● EXERCISE OBJECTIVE:
The records below must be output exactly, without pictures.

*** Opening of MATERIAL TO PROCESS ***

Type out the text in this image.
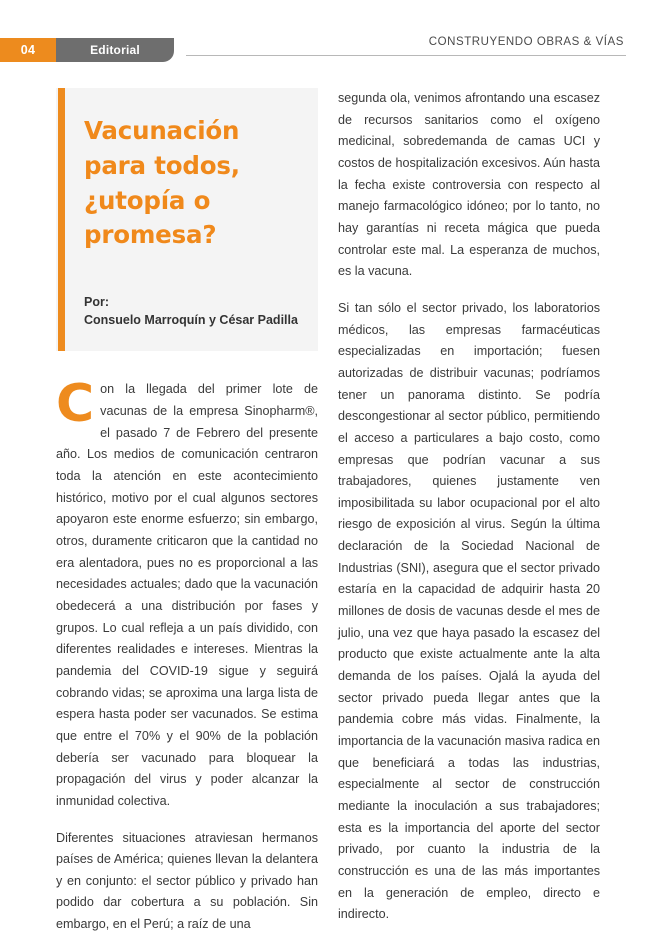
04	Editorial
CONSTRUYENDO OBRAS & VÍAS
Vacunación para todos, ¿utopía o promesa?
Por:
Consuelo Marroquín y César Padilla

Con la llegada del primer lote de vacunas de la empresa Sinopharm®, el pasado 7 de Febrero del presente año. Los medios de comunicación centraron toda la atención en este acontecimiento histórico, motivo por el cual algunos sectores apoyaron este enorme esfuerzo; sin embargo, otros, duramente criticaron que la cantidad no era alentadora, pues no es proporcional a las necesidades actuales; dado que la vacunación obedecerá a una distribución por fases y grupos. Lo cual refleja a un país dividido, con diferentes realidades e intereses. Mientras la pandemia del COVID-19 sigue y seguirá cobrando vidas; se aproxima una larga lista de espera hasta poder ser vacunados. Se estima que entre el 70% y el 90% de la población debería ser vacunado para bloquear la propagación del virus y poder alcanzar la inmunidad colectiva.

Diferentes situaciones atraviesan hermanos países de América; quienes llevan la delantera y en conjunto: el sector público y privado han podido dar cobertura a su población. Sin embargo, en el Perú; a raíz de una

segunda ola, venimos afrontando una escasez de recursos sanitarios como el oxígeno medicinal, sobredemanda de camas UCI y costos de hospitalización excesivos. Aún hasta la fecha existe controversia con respecto al manejo farmacológico idóneo; por lo tanto, no hay garantías ni receta mágica que pueda controlar este mal. La esperanza de muchos, es la vacuna.

Si tan sólo el sector privado, los laboratorios médicos, las empresas farmacéuticas especializadas en importación; fuesen autorizadas de distribuir vacunas; podríamos tener un panorama distinto. Se podría descongestionar al sector público, permitiendo el acceso a particulares a bajo costo, como empresas que podrían vacunar a sus trabajadores, quienes justamente ven imposibilitada su labor ocupacional por el alto riesgo de exposición al virus. Según la última declaración de la Sociedad Nacional de Industrias (SNI), asegura que el sector privado estaría en la capacidad de adquirir hasta 20 millones de dosis de vacunas desde el mes de julio, una vez que haya pasado la escasez del producto que existe actualmente ante la alta demanda de los países. Ojalá la ayuda del sector privado pueda llegar antes que la pandemia cobre más vidas. Finalmente, la importancia de la vacunación masiva radica en que beneficiará a todas las industrias, especialmente al sector de construcción mediante la inoculación a sus trabajadores; esta es la importancia del aporte del sector privado, por cuanto la industria de la construcción es una de las más importantes en la generación de empleo, directo e indirecto.
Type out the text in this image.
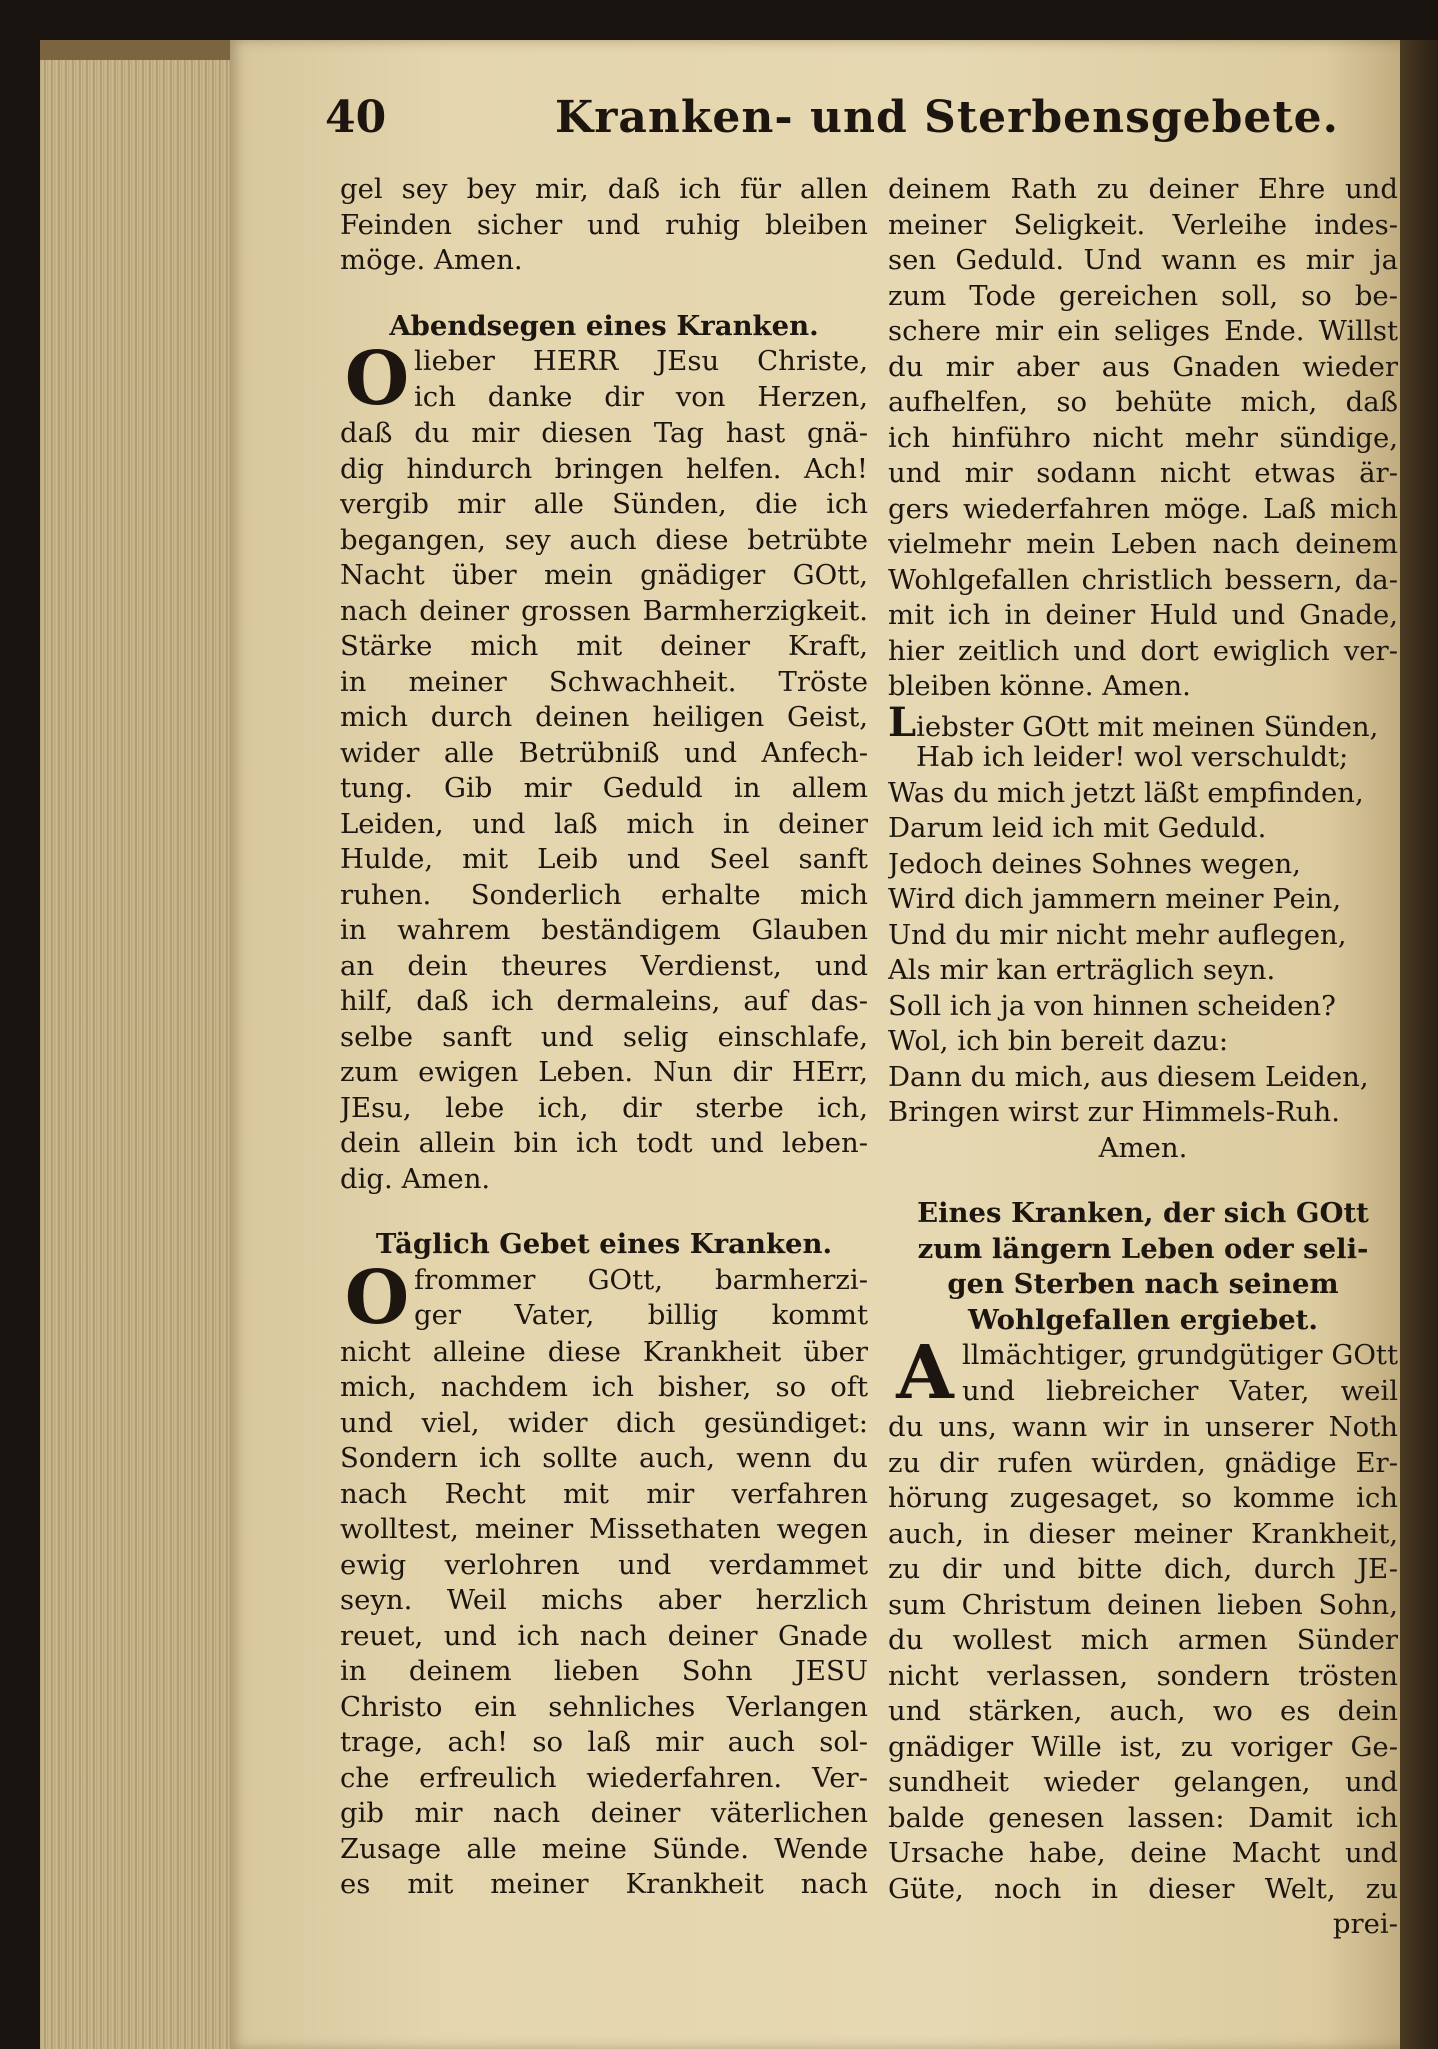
40	Kranken- und Sterbensgebete.
gel sey bey mir, daß ich für allen
Feinden sicher und ruhig bleiben
möge. Amen.
Abendsegen eines Kranken.
O lieber HERR JEsu Christe,
ich danke dir von Herzen,
daß du mir diesen Tag hast gnä-
dig hindurch bringen helfen. Ach!
vergib mir alle Sünden, die ich
begangen, sey auch diese betrübte
Nacht über mein gnädiger GOtt,
nach deiner grossen Barmherzigkeit.
Stärke mich mit deiner Kraft,
in meiner Schwachheit. Tröste
mich durch deinen heiligen Geist,
wider alle Betrübniß und Anfech-
tung. Gib mir Geduld in allem
Leiden, und laß mich in deiner
Hulde, mit Leib und Seel sanft
ruhen. Sonderlich erhalte mich
in wahrem beständigem Glauben
an dein theures Verdienst, und
hilf, daß ich dermaleins, auf das-
selbe sanft und selig einschlafe,
zum ewigen Leben. Nun dir HErr,
JEsu, lebe ich, dir sterbe ich,
dein allein bin ich todt und leben-
dig. Amen.
Täglich Gebet eines Kranken.
O frommer GOtt, barmherzi-
ger Vater, billig kommt
nicht alleine diese Krankheit über
mich, nachdem ich bisher, so oft
und viel, wider dich gesündiget:
Sondern ich sollte auch, wenn du
nach Recht mit mir verfahren
wolltest, meiner Missethaten wegen
ewig verlohren und verdammet
seyn. Weil michs aber herzlich
reuet, und ich nach deiner Gnade
in deinem lieben Sohn JESU
Christo ein sehnliches Verlangen
trage, ach! so laß mir auch sol-
che erfreulich wiederfahren. Ver-
gib mir nach deiner väterlichen
Zusage alle meine Sünde. Wende
es mit meiner Krankheit nach
deinem Rath zu deiner Ehre und
meiner Seligkeit. Verleihe indes-
sen Geduld. Und wann es mir ja
zum Tode gereichen soll, so be-
schere mir ein seliges Ende. Willst
du mir aber aus Gnaden wieder
aufhelfen, so behüte mich, daß
ich hinführo nicht mehr sündige,
und mir sodann nicht etwas är-
gers wiederfahren möge. Laß mich
vielmehr mein Leben nach deinem
Wohlgefallen christlich bessern, da-
mit ich in deiner Huld und Gnade,
hier zeitlich und dort ewiglich ver-
bleiben könne. Amen.
Liebster GOtt mit meinen Sünden,
Hab ich leider! wol verschuldt;
Was du mich jetzt läßt empfinden,
Darum leid ich mit Geduld.
Jedoch deines Sohnes wegen,
Wird dich jammern meiner Pein,
Und du mir nicht mehr auflegen,
Als mir kan erträglich seyn.
Soll ich ja von hinnen scheiden?
Wol, ich bin bereit dazu:
Dann du mich, aus diesem Leiden,
Bringen wirst zur Himmels-Ruh.
Amen.
Eines Kranken, der sich GOtt
zum längern Leben oder seli-
gen Sterben nach seinem
Wohlgefallen ergiebet.
A llmächtiger, grundgütiger GOtt
und liebreicher Vater, weil
du uns, wann wir in unserer Noth
zu dir rufen würden, gnädige Er-
hörung zugesaget, so komme ich
auch, in dieser meiner Krankheit,
zu dir und bitte dich, durch JE-
sum Christum deinen lieben Sohn,
du wollest mich armen Sünder
nicht verlassen, sondern trösten
und stärken, auch, wo es dein
gnädiger Wille ist, zu voriger Ge-
sundheit wieder gelangen, und
balde genesen lassen: Damit ich
Ursache habe, deine Macht und
Güte, noch in dieser Welt, zu
prei-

*** Close of MATERIAL TO PROCESS ***

● OUTPUT OF THE EXERCISE:
Type out the text in this image.
04	Editorial
CONSTRUYENDO OBRAS & VÍAS
Vacunación para todos, ¿utopía o promesa?
Por:
Consuelo Marroquín y César Padilla

Con la llegada del primer lote de vacunas de la empresa Sinopharm®, el pasado 7 de Febrero del presente año. Los medios de comunicación centraron toda la atención en este acontecimiento histórico, motivo por el cual algunos sectores apoyaron este enorme esfuerzo; sin embargo, otros, duramente criticaron que la cantidad no era alentadora, pues no es proporcional a las necesidades actuales; dado que la vacunación obedecerá a una distribución por fases y grupos. Lo cual refleja a un país dividido, con diferentes realidades e intereses. Mientras la pandemia del COVID-19 sigue y seguirá cobrando vidas; se aproxima una larga lista de espera hasta poder ser vacunados. Se estima que entre el 70% y el 90% de la población debería ser vacunado para bloquear la propagación del virus y poder alcanzar la inmunidad colectiva.

Diferentes situaciones atraviesan hermanos países de América; quienes llevan la delantera y en conjunto: el sector público y privado han podido dar cobertura a su población. Sin embargo, en el Perú; a raíz de una

segunda ola, venimos afrontando una escasez de recursos sanitarios como el oxígeno medicinal, sobredemanda de camas UCI y costos de hospitalización excesivos. Aún hasta la fecha existe controversia con respecto al manejo farmacológico idóneo; por lo tanto, no hay garantías ni receta mágica que pueda controlar este mal. La esperanza de muchos, es la vacuna.

Si tan sólo el sector privado, los laboratorios médicos, las empresas farmacéuticas especializadas en importación; fuesen autorizadas de distribuir vacunas; podríamos tener un panorama distinto. Se podría descongestionar al sector público, permitiendo el acceso a particulares a bajo costo, como empresas que podrían vacunar a sus trabajadores, quienes justamente ven imposibilitada su labor ocupacional por el alto riesgo de exposición al virus. Según la última declaración de la Sociedad Nacional de Industrias (SNI), asegura que el sector privado estaría en la capacidad de adquirir hasta 20 millones de dosis de vacunas desde el mes de julio, una vez que haya pasado la escasez del producto que existe actualmente ante la alta demanda de los países. Ojalá la ayuda del sector privado pueda llegar antes que la pandemia cobre más vidas. Finalmente, la importancia de la vacunación masiva radica en que beneficiará a todas las industrias, especialmente al sector de construcción mediante la inoculación a sus trabajadores; esta es la importancia del aporte del sector privado, por cuanto la industria de la construcción es una de las más importantes en la generación de empleo, directo e indirecto.
Type out the text in this image.
40	Kranken- und Sterbensgebete.
gel sey bey mir, daß ich für allen
Feinden sicher und ruhig bleiben
möge. Amen.
Abendsegen eines Kranken.
O lieber HERR JEsu Christe,
ich danke dir von Herzen,
daß du mir diesen Tag hast gnä-
dig hindurch bringen helfen. Ach!
vergib mir alle Sünden, die ich
begangen, sey auch diese betrübte
Nacht über mein gnädiger GOtt,
nach deiner grossen Barmherzigkeit.
Stärke mich mit deiner Kraft,
in meiner Schwachheit. Tröste
mich durch deinen heiligen Geist,
wider alle Betrübniß und Anfech-
tung. Gib mir Geduld in allem
Leiden, und laß mich in deiner
Hulde, mit Leib und Seel sanft
ruhen. Sonderlich erhalte mich
in wahrem beständigem Glauben
an dein theures Verdienst, und
hilf, daß ich dermaleins, auf das-
selbe sanft und selig einschlafe,
zum ewigen Leben. Nun dir HErr,
JEsu, lebe ich, dir sterbe ich,
dein allein bin ich todt und leben-
dig. Amen.
Täglich Gebet eines Kranken.
O frommer GOtt, barmherzi-
ger Vater, billig kommt
nicht alleine diese Krankheit über
mich, nachdem ich bisher, so oft
und viel, wider dich gesündiget:
Sondern ich sollte auch, wenn du
nach Recht mit mir verfahren
wolltest, meiner Missethaten wegen
ewig verlohren und verdammet
seyn. Weil michs aber herzlich
reuet, und ich nach deiner Gnade
in deinem lieben Sohn JESU
Christo ein sehnliches Verlangen
trage, ach! so laß mir auch sol-
che erfreulich wiederfahren. Ver-
gib mir nach deiner väterlichen
Zusage alle meine Sünde. Wende
es mit meiner Krankheit nach
deinem Rath zu deiner Ehre und
meiner Seligkeit. Verleihe indes-
sen Geduld. Und wann es mir ja
zum Tode gereichen soll, so be-
schere mir ein seliges Ende. Willst
du mir aber aus Gnaden wieder
aufhelfen, so behüte mich, daß
ich hinführo nicht mehr sündige,
und mir sodann nicht etwas är-
gers wiederfahren möge. Laß mich
vielmehr mein Leben nach deinem
Wohlgefallen christlich bessern, da-
mit ich in deiner Huld und Gnade,
hier zeitlich und dort ewiglich ver-
bleiben könne. Amen.
Liebster GOtt mit meinen Sünden,
Hab ich leider! wol verschuldt;
Was du mich jetzt läßt empfinden,
Darum leid ich mit Geduld.
Jedoch deines Sohnes wegen,
Wird dich jammern meiner Pein,
Und du mir nicht mehr auflegen,
Als mir kan erträglich seyn.
Soll ich ja von hinnen scheiden?
Wol, ich bin bereit dazu:
Dann du mich, aus diesem Leiden,
Bringen wirst zur Himmels-Ruh.
Amen.
Eines Kranken, der sich GOtt
zum längern Leben oder seli-
gen Sterben nach seinem
Wohlgefallen ergiebet.
A llmächtiger, grundgütiger GOtt
und liebreicher Vater, weil
du uns, wann wir in unserer Noth
zu dir rufen würden, gnädige Er-
hörung zugesaget, so komme ich
auch, in dieser meiner Krankheit,
zu dir und bitte dich, durch JE-
sum Christum deinen lieben Sohn,
du wollest mich armen Sünder
nicht verlassen, sondern trösten
und stärken, auch, wo es dein
gnädiger Wille ist, zu voriger Ge-
sundheit wieder gelangen, und
balde genesen lassen: Damit ich
Ursache habe, deine Macht und
Güte, noch in dieser Welt, zu
prei-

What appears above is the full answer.